↓↓↓

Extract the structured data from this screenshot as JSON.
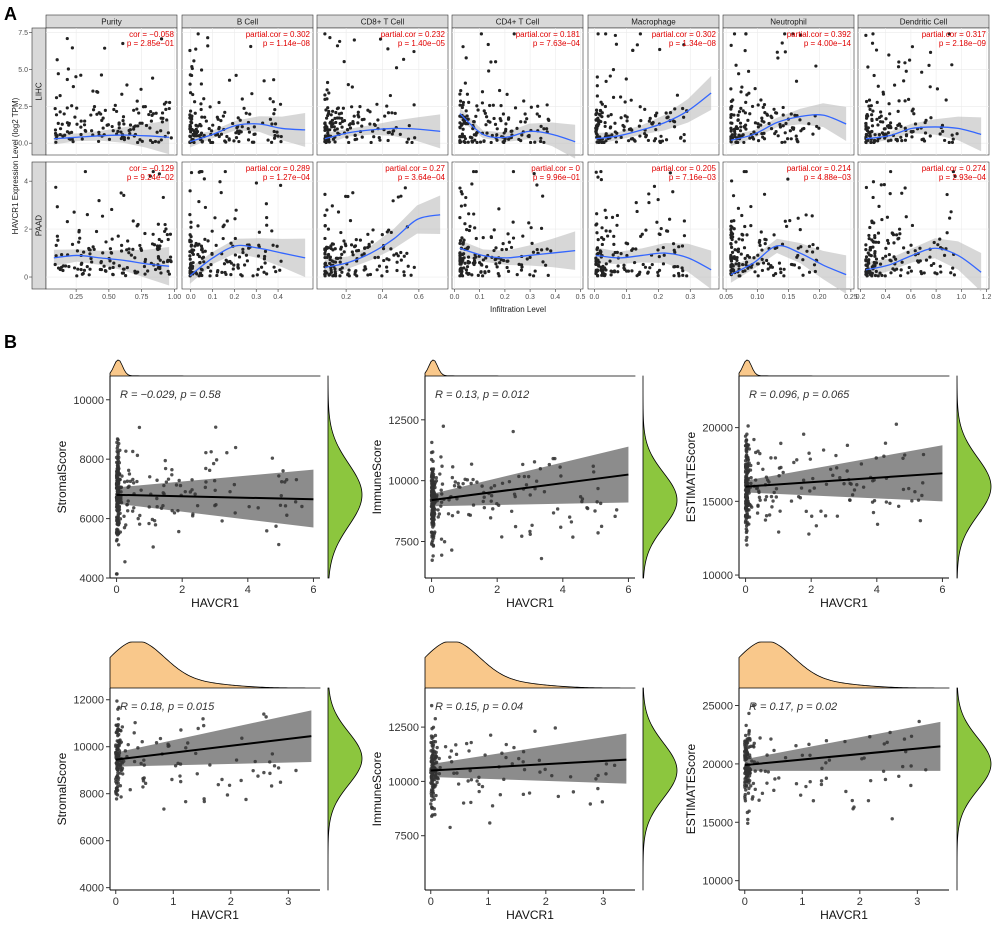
{
  "figure": {
    "panel_a_label": "A",
    "panel_b_label": "B"
  },
  "chart_data": [
    {
      "type": "scatter",
      "panel": "A",
      "title": "",
      "xlabel": "Infiltration Level",
      "ylabel": "HAVCR1 Expression Level (log2 TPM)",
      "rows": [
        "LIHC",
        "PAAD"
      ],
      "row_ylim": [
        [
          -0.8,
          7.8
        ],
        [
          -0.5,
          4.8
        ]
      ],
      "row_yticks": [
        [
          0.0,
          2.5,
          5.0,
          7.5
        ],
        [
          0,
          2,
          4
        ]
      ],
      "row_yticklabels": [
        [
          "0.0",
          "2.5",
          "5.0",
          "7.5"
        ],
        [
          "0",
          "2",
          "4"
        ]
      ],
      "columns": [
        {
          "name": "Purity",
          "xlim": [
            0.02,
            1.02
          ],
          "xticks": [
            0.25,
            0.5,
            0.75,
            1.0
          ],
          "xticklabels": [
            "0.25",
            "0.50",
            "0.75",
            "1.00"
          ],
          "lihc_fit": [
            0.3,
            0.4,
            0.5,
            0.55,
            0.5,
            0.4
          ],
          "paad_fit": [
            0.8,
            0.9,
            0.8,
            0.7,
            0.55,
            0.45
          ]
        },
        {
          "name": "B Cell",
          "xlim": [
            -0.04,
            0.56
          ],
          "xticks": [
            0.0,
            0.1,
            0.2,
            0.3,
            0.4
          ],
          "xticklabels": [
            "0.0",
            "0.1",
            "0.2",
            "0.3",
            "0.4"
          ],
          "lihc_fit": [
            0.1,
            0.6,
            1.2,
            1.3,
            1.0,
            0.9
          ],
          "paad_fit": [
            0.05,
            0.8,
            1.3,
            1.2,
            1.0,
            0.8
          ]
        },
        {
          "name": "CD8+ T Cell",
          "xlim": [
            0.04,
            0.76
          ],
          "xticks": [
            0.2,
            0.4,
            0.6
          ],
          "xticklabels": [
            "0.2",
            "0.4",
            "0.6"
          ],
          "lihc_fit": [
            0.3,
            0.7,
            0.9,
            1.0,
            0.95,
            0.8
          ],
          "paad_fit": [
            0.4,
            0.6,
            1.0,
            1.6,
            2.4,
            2.6
          ]
        },
        {
          "name": "CD4+ T Cell",
          "xlim": [
            -0.01,
            0.51
          ],
          "xticks": [
            0.0,
            0.1,
            0.2,
            0.3,
            0.4,
            0.5
          ],
          "xticklabels": [
            "0.0",
            "0.1",
            "0.2",
            "0.3",
            "0.4",
            "0.5"
          ],
          "lihc_fit": [
            2.0,
            0.6,
            0.4,
            0.8,
            0.6,
            0.1
          ],
          "paad_fit": [
            1.2,
            0.9,
            0.8,
            0.9,
            1.0,
            1.1
          ]
        },
        {
          "name": "Macrophage",
          "xlim": [
            -0.02,
            0.39
          ],
          "xticks": [
            0.0,
            0.1,
            0.2,
            0.3
          ],
          "xticklabels": [
            "0.0",
            "0.1",
            "0.2",
            "0.3"
          ],
          "lihc_fit": [
            0.3,
            0.5,
            0.9,
            1.4,
            2.2,
            3.4
          ],
          "paad_fit": [
            0.9,
            0.8,
            0.9,
            1.0,
            0.8,
            0.3
          ]
        },
        {
          "name": "Neutrophil",
          "xlim": [
            0.045,
            0.255
          ],
          "xticks": [
            0.05,
            0.1,
            0.15,
            0.2,
            0.25
          ],
          "xticklabels": [
            "0.05",
            "0.10",
            "0.15",
            "0.20",
            "0.25"
          ],
          "lihc_fit": [
            0.2,
            0.6,
            1.4,
            1.8,
            1.9,
            1.3
          ],
          "paad_fit": [
            0.1,
            0.6,
            1.3,
            1.0,
            0.5,
            0.1
          ]
        },
        {
          "name": "Dendritic Cell",
          "xlim": [
            0.18,
            1.22
          ],
          "xticks": [
            0.2,
            0.4,
            0.6,
            0.8,
            1.0,
            1.2
          ],
          "xticklabels": [
            "0.2",
            "0.4",
            "0.6",
            "0.8",
            "1.0",
            "1.2"
          ],
          "lihc_fit": [
            0.3,
            0.5,
            1.0,
            1.1,
            1.0,
            0.6
          ],
          "paad_fit": [
            0.3,
            0.5,
            0.9,
            1.2,
            0.9,
            0.2
          ]
        }
      ],
      "annotations": [
        {
          "row": "LIHC",
          "column": "Purity",
          "cor": "cor = −0.058",
          "p": "p = 2.85e−01"
        },
        {
          "row": "LIHC",
          "column": "B Cell",
          "cor": "partial.cor = 0.302",
          "p": "p = 1.14e−08"
        },
        {
          "row": "LIHC",
          "column": "CD8+ T Cell",
          "cor": "partial.cor = 0.232",
          "p": "p = 1.40e−05"
        },
        {
          "row": "LIHC",
          "column": "CD4+ T Cell",
          "cor": "partial.cor = 0.181",
          "p": "p = 7.63e−04"
        },
        {
          "row": "LIHC",
          "column": "Macrophage",
          "cor": "partial.cor = 0.302",
          "p": "p = 1.34e−08"
        },
        {
          "row": "LIHC",
          "column": "Neutrophil",
          "cor": "partial.cor = 0.392",
          "p": "p = 4.00e−14"
        },
        {
          "row": "LIHC",
          "column": "Dendritic Cell",
          "cor": "partial.cor = 0.317",
          "p": "p = 2.18e−09"
        },
        {
          "row": "PAAD",
          "column": "Purity",
          "cor": "cor = −0.129",
          "p": "p = 9.24e−02"
        },
        {
          "row": "PAAD",
          "column": "B Cell",
          "cor": "partial.cor = 0.289",
          "p": "p = 1.27e−04"
        },
        {
          "row": "PAAD",
          "column": "CD8+ T Cell",
          "cor": "partial.cor = 0.27",
          "p": "p = 3.64e−04"
        },
        {
          "row": "PAAD",
          "column": "CD4+ T Cell",
          "cor": "partial.cor = 0",
          "p": "p = 9.96e−01"
        },
        {
          "row": "PAAD",
          "column": "Macrophage",
          "cor": "partial.cor = 0.205",
          "p": "p = 7.16e−03"
        },
        {
          "row": "PAAD",
          "column": "Neutrophil",
          "cor": "partial.cor = 0.214",
          "p": "p = 4.88e−03"
        },
        {
          "row": "PAAD",
          "column": "Dendritic Cell",
          "cor": "partial.cor = 0.274",
          "p": "p = 2.93e−04"
        }
      ]
    },
    {
      "type": "scatter",
      "panel": "B",
      "title": "",
      "xlabel": "HAVCR1",
      "plots": [
        {
          "ylabel": "StromalScore",
          "xlim": [
            -0.2,
            6.2
          ],
          "ylim": [
            4000,
            10800
          ],
          "xticks": [
            0,
            2,
            4,
            6
          ],
          "yticks": [
            4000,
            6000,
            8000,
            10000
          ],
          "r_label": "R = −0.029, p = 0.58",
          "fit": [
            6800,
            6650
          ],
          "band": [
            [
              6500,
              7050
            ],
            [
              5700,
              7650
            ]
          ],
          "center": 6800,
          "spread": 1500,
          "n": 300,
          "xmax_points": 6
        },
        {
          "ylabel": "ImmuneScore",
          "xlim": [
            -0.2,
            6.2
          ],
          "ylim": [
            6000,
            14300
          ],
          "xticks": [
            0,
            2,
            4,
            6
          ],
          "yticks": [
            7500,
            10000,
            12500
          ],
          "r_label": "R = 0.13, p = 0.012",
          "fit": [
            9200,
            10250
          ],
          "band": [
            [
              8950,
              9450
            ],
            [
              9100,
              11400
            ]
          ],
          "center": 9200,
          "spread": 1600,
          "n": 300,
          "xmax_points": 6
        },
        {
          "ylabel": "ESTIMATEScore",
          "xlim": [
            -0.2,
            6.2
          ],
          "ylim": [
            9800,
            23500
          ],
          "xticks": [
            0,
            2,
            4,
            6
          ],
          "yticks": [
            10000,
            15000,
            20000
          ],
          "r_label": "R = 0.096, p = 0.065",
          "fit": [
            16000,
            16900
          ],
          "band": [
            [
              15600,
              16400
            ],
            [
              15000,
              18800
            ]
          ],
          "center": 16000,
          "spread": 2800,
          "n": 300,
          "xmax_points": 6
        },
        {
          "ylabel": "StromalScore",
          "xlim": [
            -0.1,
            3.55
          ],
          "ylim": [
            3900,
            12500
          ],
          "xticks": [
            0,
            1,
            2,
            3
          ],
          "yticks": [
            4000,
            6000,
            8000,
            10000,
            12000
          ],
          "r_label": "R = 0.18, p = 0.015",
          "fit": [
            9450,
            10450
          ],
          "band": [
            [
              9150,
              9750
            ],
            [
              9350,
              11550
            ]
          ],
          "center": 9500,
          "spread": 1600,
          "n": 180,
          "xmax_points": 3.4
        },
        {
          "ylabel": "ImmuneScore",
          "xlim": [
            -0.1,
            3.55
          ],
          "ylim": [
            5000,
            14300
          ],
          "xticks": [
            0,
            1,
            2,
            3
          ],
          "yticks": [
            7500,
            10000,
            12500
          ],
          "r_label": "R = 0.15, p = 0.04",
          "fit": [
            10500,
            11000
          ],
          "band": [
            [
              10200,
              10800
            ],
            [
              9900,
              12200
            ]
          ],
          "center": 10500,
          "spread": 1800,
          "n": 180,
          "xmax_points": 3.4
        },
        {
          "ylabel": "ESTIMATEScore",
          "xlim": [
            -0.1,
            3.55
          ],
          "ylim": [
            9200,
            26500
          ],
          "xticks": [
            0,
            1,
            2,
            3
          ],
          "yticks": [
            10000,
            15000,
            20000,
            25000
          ],
          "r_label": "R = 0.17, p = 0.02",
          "fit": [
            19900,
            21500
          ],
          "band": [
            [
              19400,
              20400
            ],
            [
              19400,
              23600
            ]
          ],
          "center": 20000,
          "spread": 3200,
          "n": 180,
          "xmax_points": 3.4
        }
      ]
    }
  ]
}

↑↑↑

Work to do:
Show every line of the records above that contains the word "center".

Solution:
          "center": 6800,
          "center": 9200,
          "center": 16000,
          "center": 9500,
          "center": 10500,
          "center": 20000,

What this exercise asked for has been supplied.